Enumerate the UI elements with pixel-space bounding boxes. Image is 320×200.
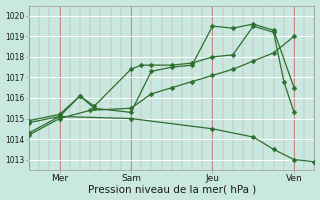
X-axis label: Pression niveau de la mer( hPa ): Pression niveau de la mer( hPa ) bbox=[88, 184, 256, 194]
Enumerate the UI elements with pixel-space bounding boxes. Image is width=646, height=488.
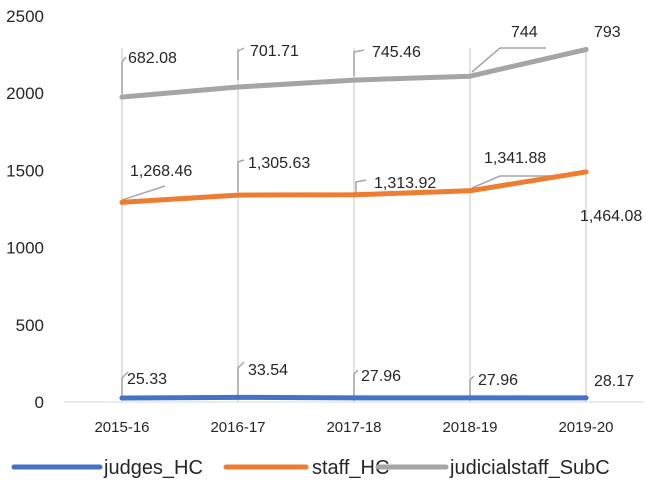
y-tick-label: 2500	[6, 7, 44, 26]
data-point-staff_HC	[119, 199, 125, 205]
label-leader-line	[469, 375, 475, 398]
data-point-judicialstaff_SubC	[467, 73, 473, 79]
y-tick-label: 500	[16, 316, 44, 335]
x-tick-label: 2016-17	[210, 419, 265, 436]
data-point-staff_HC	[583, 169, 589, 175]
data-label-judicialstaff_SubC: 744	[511, 24, 538, 41]
legend-label: judicialstaff_SubC	[449, 457, 610, 479]
data-point-judicialstaff_SubC	[119, 94, 125, 100]
label-leader-line	[471, 175, 564, 189]
data-point-staff_HC	[235, 192, 241, 198]
label-leader-line	[355, 179, 367, 193]
legend: judges_HC staff_HC judicialstaff_SubC	[11, 457, 610, 479]
x-tick-label: 2019-20	[558, 419, 613, 436]
data-label-staff_HC: 1,313.92	[374, 175, 436, 192]
data-label-judges_HC: 28.17	[594, 373, 634, 390]
label-leader-line	[121, 371, 129, 398]
label-leader-line	[121, 185, 166, 201]
label-leader-line	[121, 56, 127, 94]
x-tick-label: 2015-16	[94, 419, 149, 436]
data-label-judges_HC: 25.33	[127, 371, 167, 388]
data-point-judicialstaff_SubC	[583, 47, 589, 53]
label-leader-line	[353, 369, 359, 398]
label-leader-lines	[121, 47, 564, 398]
data-point-judges_HC	[235, 394, 241, 400]
category-guide-lines	[121, 48, 587, 402]
data-point-judicialstaff_SubC	[351, 77, 357, 83]
data-point-judges_HC	[119, 395, 125, 401]
x-tick-label: 2018-19	[442, 419, 497, 436]
label-leader-line	[353, 49, 365, 76]
x-tick-label: 2017-18	[326, 419, 381, 436]
legend-label: staff_HC	[312, 457, 389, 479]
data-point-judicialstaff_SubC	[235, 84, 241, 90]
y-axis: 0 500 1000 1500 2000 2500	[6, 7, 44, 412]
data-label-judges_HC: 27.96	[361, 368, 401, 385]
data-label-judges_HC: 33.54	[248, 362, 288, 379]
label-leader-line	[471, 47, 546, 73]
y-tick-label: 1500	[6, 161, 44, 180]
data-label-judicialstaff_SubC: 793	[594, 24, 621, 41]
label-leader-line	[237, 47, 245, 80]
data-label-staff_HC: 1,464.08	[580, 208, 642, 225]
y-tick-label: 2000	[6, 84, 44, 103]
label-leader-line	[237, 159, 245, 192]
legend-label: judges_HC	[103, 457, 203, 479]
data-label-staff_HC: 1,341.88	[484, 150, 546, 167]
data-point-judges_HC	[351, 395, 357, 401]
data-point-staff_HC	[467, 188, 473, 194]
data-labels: 25.33 33.54 27.96 27.96 28.17 1,268.46 1,305.6…	[127, 24, 642, 390]
series-lines	[119, 47, 589, 401]
data-point-judges_HC	[467, 395, 473, 401]
data-label-judicialstaff_SubC: 682.08	[128, 50, 177, 67]
data-label-judicialstaff_SubC: 745.46	[372, 44, 421, 61]
data-label-staff_HC: 1,305.63	[248, 155, 310, 172]
data-point-judges_HC	[583, 395, 589, 401]
data-label-judicialstaff_SubC: 701.71	[250, 43, 299, 60]
label-leader-line	[237, 361, 245, 397]
y-tick-label: 1000	[6, 239, 44, 258]
y-tick-label: 0	[35, 393, 44, 412]
data-label-staff_HC: 1,268.46	[130, 163, 192, 180]
data-point-staff_HC	[351, 192, 357, 198]
x-axis: 2015-16 2016-17 2017-18 2018-19 2019-20	[64, 401, 644, 436]
data-label-judges_HC: 27.96	[478, 372, 518, 389]
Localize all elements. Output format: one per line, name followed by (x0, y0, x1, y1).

## PROBLEM STATEMENT
Please retype all of the material above line for line, leaving out the pictures.

## WRITTEN RESPONSE
Enumerate the UI elements with pixel-space bounding boxes. Image is 320×200.
X-axis label: Pression niveau de la mer( hPa ): Pression niveau de la mer( hPa ) bbox=[88, 184, 256, 194]
Enumerate the UI elements with pixel-space bounding boxes. Image is width=646, height=488.
y-tick-label: 2500	[6, 7, 44, 26]
data-point-staff_HC	[119, 199, 125, 205]
label-leader-line	[469, 375, 475, 398]
data-point-judicialstaff_SubC	[467, 73, 473, 79]
y-tick-label: 500	[16, 316, 44, 335]
x-tick-label: 2016-17	[210, 419, 265, 436]
data-point-staff_HC	[583, 169, 589, 175]
data-label-judicialstaff_SubC: 744	[511, 24, 538, 41]
legend-label: judicialstaff_SubC	[449, 457, 610, 479]
data-point-judicialstaff_SubC	[119, 94, 125, 100]
label-leader-line	[471, 175, 564, 189]
data-point-staff_HC	[235, 192, 241, 198]
label-leader-line	[355, 179, 367, 193]
legend: judges_HC staff_HC judicialstaff_SubC	[11, 457, 610, 479]
x-tick-label: 2019-20	[558, 419, 613, 436]
data-label-staff_HC: 1,313.92	[374, 175, 436, 192]
data-label-judges_HC: 28.17	[594, 373, 634, 390]
label-leader-line	[121, 371, 129, 398]
label-leader-line	[121, 185, 166, 201]
label-leader-line	[121, 56, 127, 94]
x-tick-label: 2015-16	[94, 419, 149, 436]
data-label-judges_HC: 25.33	[127, 371, 167, 388]
data-point-judicialstaff_SubC	[583, 47, 589, 53]
label-leader-line	[353, 369, 359, 398]
label-leader-lines	[121, 47, 564, 398]
data-point-judges_HC	[235, 394, 241, 400]
category-guide-lines	[121, 48, 587, 402]
data-point-judicialstaff_SubC	[351, 77, 357, 83]
data-point-judges_HC	[119, 395, 125, 401]
x-tick-label: 2018-19	[442, 419, 497, 436]
label-leader-line	[353, 49, 365, 76]
x-tick-label: 2017-18	[326, 419, 381, 436]
legend-label: staff_HC	[312, 457, 389, 479]
data-point-judicialstaff_SubC	[235, 84, 241, 90]
y-axis: 0 500 1000 1500 2000 2500	[6, 7, 44, 412]
data-label-judges_HC: 27.96	[361, 368, 401, 385]
data-label-judges_HC: 33.54	[248, 362, 288, 379]
label-leader-line	[471, 47, 546, 73]
y-tick-label: 1500	[6, 161, 44, 180]
data-label-judicialstaff_SubC: 793	[594, 24, 621, 41]
label-leader-line	[237, 47, 245, 80]
data-label-staff_HC: 1,464.08	[580, 208, 642, 225]
y-tick-label: 2000	[6, 84, 44, 103]
label-leader-line	[237, 159, 245, 192]
legend-label: judges_HC	[103, 457, 203, 479]
data-label-staff_HC: 1,341.88	[484, 150, 546, 167]
data-point-judges_HC	[351, 395, 357, 401]
data-point-staff_HC	[467, 188, 473, 194]
data-labels: 25.33 33.54 27.96 27.96 28.17 1,268.46 1,305.6…	[127, 24, 642, 390]
series-lines	[119, 47, 589, 401]
data-point-judges_HC	[467, 395, 473, 401]
data-label-judicialstaff_SubC: 682.08	[128, 50, 177, 67]
data-label-judicialstaff_SubC: 745.46	[372, 44, 421, 61]
data-label-staff_HC: 1,305.63	[248, 155, 310, 172]
data-point-judges_HC	[583, 395, 589, 401]
data-label-judicialstaff_SubC: 701.71	[250, 43, 299, 60]
label-leader-line	[237, 361, 245, 397]
y-tick-label: 1000	[6, 239, 44, 258]
y-tick-label: 0	[35, 393, 44, 412]
data-label-staff_HC: 1,268.46	[130, 163, 192, 180]
data-point-staff_HC	[351, 192, 357, 198]
x-axis: 2015-16 2016-17 2017-18 2018-19 2019-20	[64, 401, 644, 436]
data-label-judges_HC: 27.96	[478, 372, 518, 389]
Localize all elements. Output format: one per line, name followed by (x0, y0, x1, y1).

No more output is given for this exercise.